TASK REQUIREMENTS -
Find the lines that contain the word "JSON" and copy each one.

## Start SUPPLIED INFORMATION

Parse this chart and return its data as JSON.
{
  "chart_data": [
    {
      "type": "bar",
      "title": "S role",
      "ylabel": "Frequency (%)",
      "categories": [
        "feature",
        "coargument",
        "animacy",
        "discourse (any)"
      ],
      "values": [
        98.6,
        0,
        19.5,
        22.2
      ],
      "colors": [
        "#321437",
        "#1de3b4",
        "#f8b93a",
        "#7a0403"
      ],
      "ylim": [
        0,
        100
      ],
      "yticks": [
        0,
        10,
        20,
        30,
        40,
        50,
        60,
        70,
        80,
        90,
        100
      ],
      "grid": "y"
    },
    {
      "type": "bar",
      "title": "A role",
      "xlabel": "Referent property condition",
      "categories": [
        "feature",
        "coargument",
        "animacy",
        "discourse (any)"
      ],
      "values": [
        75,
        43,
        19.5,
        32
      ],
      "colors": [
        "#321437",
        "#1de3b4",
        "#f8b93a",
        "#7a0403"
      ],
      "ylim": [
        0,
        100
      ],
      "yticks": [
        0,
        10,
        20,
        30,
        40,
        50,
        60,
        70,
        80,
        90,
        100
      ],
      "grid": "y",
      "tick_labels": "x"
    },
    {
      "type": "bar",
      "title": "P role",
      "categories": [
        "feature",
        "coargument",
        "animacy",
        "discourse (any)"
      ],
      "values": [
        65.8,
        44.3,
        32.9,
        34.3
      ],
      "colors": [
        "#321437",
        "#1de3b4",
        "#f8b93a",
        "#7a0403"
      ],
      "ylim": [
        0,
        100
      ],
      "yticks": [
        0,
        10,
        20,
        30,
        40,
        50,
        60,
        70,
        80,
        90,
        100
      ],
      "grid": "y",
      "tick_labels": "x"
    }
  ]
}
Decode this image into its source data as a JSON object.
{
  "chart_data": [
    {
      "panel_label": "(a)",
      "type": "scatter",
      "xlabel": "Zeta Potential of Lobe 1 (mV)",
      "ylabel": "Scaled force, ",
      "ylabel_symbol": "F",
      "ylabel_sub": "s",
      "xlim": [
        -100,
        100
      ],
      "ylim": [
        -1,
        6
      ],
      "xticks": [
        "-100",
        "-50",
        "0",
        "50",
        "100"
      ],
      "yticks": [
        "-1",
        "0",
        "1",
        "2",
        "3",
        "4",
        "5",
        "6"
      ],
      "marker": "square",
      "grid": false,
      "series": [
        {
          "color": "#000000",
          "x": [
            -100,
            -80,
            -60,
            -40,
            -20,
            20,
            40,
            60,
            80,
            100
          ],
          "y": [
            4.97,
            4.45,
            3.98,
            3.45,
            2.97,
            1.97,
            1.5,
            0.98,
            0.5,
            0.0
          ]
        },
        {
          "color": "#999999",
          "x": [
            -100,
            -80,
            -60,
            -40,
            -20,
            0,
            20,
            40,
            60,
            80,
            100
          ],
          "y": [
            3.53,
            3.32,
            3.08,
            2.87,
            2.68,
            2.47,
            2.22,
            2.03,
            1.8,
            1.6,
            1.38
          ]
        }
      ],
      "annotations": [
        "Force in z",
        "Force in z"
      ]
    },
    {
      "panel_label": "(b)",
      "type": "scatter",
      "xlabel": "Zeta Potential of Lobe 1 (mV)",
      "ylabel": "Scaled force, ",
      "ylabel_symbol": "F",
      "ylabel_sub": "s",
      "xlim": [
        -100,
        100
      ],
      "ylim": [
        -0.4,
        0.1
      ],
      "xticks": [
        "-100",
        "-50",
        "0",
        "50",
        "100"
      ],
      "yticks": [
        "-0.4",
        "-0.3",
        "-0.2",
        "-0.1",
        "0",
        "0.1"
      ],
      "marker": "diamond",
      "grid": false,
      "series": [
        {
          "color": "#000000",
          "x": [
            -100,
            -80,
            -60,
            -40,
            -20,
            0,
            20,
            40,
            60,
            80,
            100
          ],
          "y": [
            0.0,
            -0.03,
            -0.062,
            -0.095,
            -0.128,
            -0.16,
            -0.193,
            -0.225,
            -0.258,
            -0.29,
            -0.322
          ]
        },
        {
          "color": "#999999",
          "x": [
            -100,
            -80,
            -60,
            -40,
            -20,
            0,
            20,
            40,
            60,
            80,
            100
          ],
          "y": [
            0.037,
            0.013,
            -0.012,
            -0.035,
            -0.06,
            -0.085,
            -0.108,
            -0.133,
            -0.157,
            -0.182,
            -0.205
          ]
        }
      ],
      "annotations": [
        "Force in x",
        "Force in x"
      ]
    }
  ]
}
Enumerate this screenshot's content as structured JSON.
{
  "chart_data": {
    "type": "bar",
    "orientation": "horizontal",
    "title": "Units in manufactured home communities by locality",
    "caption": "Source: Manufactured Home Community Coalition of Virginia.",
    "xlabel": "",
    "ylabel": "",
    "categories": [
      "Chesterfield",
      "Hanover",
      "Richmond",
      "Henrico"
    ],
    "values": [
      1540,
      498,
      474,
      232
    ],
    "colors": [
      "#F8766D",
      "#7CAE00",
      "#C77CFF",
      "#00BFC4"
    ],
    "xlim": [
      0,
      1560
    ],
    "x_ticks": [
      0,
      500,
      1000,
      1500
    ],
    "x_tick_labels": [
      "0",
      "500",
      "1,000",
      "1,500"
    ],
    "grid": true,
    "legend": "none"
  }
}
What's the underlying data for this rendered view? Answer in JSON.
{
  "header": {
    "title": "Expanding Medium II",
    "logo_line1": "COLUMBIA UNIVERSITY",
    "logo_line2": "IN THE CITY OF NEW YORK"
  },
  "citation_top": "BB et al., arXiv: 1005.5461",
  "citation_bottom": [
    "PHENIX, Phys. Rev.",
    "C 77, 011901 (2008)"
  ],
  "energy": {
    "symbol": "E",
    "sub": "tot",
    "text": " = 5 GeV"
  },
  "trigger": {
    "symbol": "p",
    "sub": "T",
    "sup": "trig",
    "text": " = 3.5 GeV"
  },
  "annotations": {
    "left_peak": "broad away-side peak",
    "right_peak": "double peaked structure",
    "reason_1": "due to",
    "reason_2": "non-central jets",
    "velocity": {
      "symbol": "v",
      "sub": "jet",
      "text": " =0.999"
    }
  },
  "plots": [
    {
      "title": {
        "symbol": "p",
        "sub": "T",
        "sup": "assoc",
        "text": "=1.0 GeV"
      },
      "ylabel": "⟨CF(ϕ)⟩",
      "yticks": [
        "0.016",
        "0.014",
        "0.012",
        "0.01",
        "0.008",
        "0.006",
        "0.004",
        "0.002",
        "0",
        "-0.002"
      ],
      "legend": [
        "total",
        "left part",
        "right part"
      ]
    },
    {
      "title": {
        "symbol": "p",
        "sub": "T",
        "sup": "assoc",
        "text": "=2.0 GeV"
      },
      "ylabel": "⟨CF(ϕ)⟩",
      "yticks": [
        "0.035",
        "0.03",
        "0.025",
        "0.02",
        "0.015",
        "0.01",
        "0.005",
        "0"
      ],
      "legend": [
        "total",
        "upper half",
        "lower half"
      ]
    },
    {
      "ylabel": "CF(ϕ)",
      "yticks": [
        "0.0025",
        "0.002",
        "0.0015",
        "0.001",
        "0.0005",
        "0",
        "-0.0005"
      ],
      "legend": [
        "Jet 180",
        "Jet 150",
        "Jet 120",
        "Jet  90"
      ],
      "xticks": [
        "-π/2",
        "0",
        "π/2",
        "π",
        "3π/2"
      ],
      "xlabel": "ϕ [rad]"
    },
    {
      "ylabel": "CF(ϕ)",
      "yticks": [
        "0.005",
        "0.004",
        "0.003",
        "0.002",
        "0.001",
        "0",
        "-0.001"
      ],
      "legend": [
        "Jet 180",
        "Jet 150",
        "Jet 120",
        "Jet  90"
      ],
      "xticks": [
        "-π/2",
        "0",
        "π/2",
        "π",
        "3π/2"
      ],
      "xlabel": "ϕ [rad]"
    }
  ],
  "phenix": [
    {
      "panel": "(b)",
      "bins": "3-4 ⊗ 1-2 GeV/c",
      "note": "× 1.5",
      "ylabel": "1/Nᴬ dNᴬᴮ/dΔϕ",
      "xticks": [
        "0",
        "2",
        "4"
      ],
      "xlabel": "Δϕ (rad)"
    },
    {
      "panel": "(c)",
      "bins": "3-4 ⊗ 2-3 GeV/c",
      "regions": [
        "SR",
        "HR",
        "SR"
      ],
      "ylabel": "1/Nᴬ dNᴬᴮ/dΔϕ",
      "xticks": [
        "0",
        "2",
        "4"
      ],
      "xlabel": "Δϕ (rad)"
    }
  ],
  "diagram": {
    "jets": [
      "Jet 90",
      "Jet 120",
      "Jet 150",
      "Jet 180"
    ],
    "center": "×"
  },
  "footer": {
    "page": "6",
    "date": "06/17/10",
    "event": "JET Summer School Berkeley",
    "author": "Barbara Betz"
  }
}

## End SUPPLIED INFORMATION

SOLUTION -
Parse this chart and return its data as JSON.
Decode this image into its source data as a JSON object.
Enumerate this screenshot's content as structured JSON.
What's the underlying data for this rendered view? Answer in JSON.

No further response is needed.